• [Exercise objective] Assemble all lines in which the string "JSON" appears.

• [Supplied records]
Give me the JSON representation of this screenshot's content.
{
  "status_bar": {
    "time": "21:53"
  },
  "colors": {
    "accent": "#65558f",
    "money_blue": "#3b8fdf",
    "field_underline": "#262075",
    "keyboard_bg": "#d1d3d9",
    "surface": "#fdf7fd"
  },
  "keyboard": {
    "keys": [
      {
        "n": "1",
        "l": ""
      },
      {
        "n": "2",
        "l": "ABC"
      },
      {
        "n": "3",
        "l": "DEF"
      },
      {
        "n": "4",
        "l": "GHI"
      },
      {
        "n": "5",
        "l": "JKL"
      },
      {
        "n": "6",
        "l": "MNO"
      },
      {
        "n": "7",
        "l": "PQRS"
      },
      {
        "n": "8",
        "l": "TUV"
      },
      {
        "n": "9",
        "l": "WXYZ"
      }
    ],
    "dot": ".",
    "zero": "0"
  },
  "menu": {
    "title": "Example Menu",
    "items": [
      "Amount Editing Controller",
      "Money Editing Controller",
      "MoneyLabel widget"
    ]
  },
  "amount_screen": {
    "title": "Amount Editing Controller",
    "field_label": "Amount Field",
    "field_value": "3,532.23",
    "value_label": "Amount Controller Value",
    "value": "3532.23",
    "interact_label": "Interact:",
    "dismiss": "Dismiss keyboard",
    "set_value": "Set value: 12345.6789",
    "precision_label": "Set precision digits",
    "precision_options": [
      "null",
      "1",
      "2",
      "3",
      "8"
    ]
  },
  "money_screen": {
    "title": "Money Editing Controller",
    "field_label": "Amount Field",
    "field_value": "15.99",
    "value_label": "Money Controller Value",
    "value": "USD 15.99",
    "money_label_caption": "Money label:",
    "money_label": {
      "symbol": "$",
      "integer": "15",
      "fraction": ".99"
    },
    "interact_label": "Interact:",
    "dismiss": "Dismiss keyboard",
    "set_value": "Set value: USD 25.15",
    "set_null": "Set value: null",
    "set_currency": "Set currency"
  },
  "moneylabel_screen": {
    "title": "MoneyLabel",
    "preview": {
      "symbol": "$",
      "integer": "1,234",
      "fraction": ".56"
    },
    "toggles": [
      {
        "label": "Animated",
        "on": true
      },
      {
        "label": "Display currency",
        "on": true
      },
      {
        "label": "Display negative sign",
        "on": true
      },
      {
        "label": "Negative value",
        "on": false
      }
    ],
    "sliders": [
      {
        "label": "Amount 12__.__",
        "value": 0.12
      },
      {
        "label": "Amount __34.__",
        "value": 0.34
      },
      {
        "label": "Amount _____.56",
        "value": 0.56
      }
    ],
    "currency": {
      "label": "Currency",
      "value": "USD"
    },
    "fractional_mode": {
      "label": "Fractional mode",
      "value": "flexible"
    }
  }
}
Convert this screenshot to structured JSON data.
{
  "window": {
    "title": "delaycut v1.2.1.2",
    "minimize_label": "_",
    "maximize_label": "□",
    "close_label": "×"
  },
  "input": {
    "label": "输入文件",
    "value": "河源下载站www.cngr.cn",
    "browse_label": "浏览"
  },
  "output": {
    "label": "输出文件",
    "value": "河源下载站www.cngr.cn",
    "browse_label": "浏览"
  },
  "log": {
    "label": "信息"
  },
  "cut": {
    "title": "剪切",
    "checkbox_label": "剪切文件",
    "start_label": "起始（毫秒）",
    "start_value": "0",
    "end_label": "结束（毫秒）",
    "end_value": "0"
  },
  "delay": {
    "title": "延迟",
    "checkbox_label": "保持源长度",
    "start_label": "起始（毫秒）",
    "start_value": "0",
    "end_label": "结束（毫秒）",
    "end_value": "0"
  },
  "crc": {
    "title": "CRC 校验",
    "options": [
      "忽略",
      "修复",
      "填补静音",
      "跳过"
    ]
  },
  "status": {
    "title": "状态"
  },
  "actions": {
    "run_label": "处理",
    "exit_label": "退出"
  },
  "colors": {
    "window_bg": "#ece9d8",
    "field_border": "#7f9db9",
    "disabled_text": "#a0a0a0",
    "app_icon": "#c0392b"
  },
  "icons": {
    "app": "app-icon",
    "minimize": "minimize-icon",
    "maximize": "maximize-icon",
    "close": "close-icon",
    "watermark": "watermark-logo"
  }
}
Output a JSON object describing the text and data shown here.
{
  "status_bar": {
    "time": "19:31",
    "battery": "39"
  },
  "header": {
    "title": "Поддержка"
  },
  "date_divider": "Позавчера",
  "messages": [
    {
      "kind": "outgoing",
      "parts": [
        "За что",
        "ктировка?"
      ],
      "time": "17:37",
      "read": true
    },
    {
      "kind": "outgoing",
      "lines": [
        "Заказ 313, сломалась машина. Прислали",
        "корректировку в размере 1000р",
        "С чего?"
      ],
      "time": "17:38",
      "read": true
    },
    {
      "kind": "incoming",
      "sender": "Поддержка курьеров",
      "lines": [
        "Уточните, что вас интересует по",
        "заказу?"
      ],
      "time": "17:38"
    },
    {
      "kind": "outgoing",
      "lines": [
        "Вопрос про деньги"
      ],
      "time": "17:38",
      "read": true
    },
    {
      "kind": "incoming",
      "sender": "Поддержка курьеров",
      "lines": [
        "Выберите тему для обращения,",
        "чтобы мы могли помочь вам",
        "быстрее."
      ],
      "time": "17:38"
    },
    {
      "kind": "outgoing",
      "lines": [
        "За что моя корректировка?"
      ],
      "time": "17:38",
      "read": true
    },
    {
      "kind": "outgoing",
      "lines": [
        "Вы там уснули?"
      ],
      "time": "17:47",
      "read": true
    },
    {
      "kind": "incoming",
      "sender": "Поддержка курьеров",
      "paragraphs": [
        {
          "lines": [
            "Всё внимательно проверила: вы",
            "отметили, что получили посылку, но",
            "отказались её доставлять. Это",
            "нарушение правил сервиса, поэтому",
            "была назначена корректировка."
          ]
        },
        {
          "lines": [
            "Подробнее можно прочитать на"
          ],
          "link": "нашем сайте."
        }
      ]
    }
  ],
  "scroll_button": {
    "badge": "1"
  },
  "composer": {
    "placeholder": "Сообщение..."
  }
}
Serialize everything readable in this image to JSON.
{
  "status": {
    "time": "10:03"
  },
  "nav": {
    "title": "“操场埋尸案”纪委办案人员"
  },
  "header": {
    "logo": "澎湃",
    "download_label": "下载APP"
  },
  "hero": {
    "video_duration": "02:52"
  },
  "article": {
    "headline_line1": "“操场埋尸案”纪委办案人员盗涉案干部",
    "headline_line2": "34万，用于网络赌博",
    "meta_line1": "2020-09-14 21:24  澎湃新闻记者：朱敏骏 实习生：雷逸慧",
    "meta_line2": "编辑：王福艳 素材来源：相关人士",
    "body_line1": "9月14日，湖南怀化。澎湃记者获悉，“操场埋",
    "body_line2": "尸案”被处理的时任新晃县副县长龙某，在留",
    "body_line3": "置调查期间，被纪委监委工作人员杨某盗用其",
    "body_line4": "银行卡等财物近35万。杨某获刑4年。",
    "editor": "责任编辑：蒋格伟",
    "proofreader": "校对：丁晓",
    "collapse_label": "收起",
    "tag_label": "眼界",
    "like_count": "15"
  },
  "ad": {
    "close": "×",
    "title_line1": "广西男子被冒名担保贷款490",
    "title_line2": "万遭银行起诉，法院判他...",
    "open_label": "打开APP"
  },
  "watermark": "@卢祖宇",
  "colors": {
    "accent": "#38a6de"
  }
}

• [Solution for this problem]
Give me the JSON representation of this screenshot's content.
Convert this screenshot to structured JSON data.
Output a JSON object describing the text and data shown here.
Serialize everything readable in this image to JSON.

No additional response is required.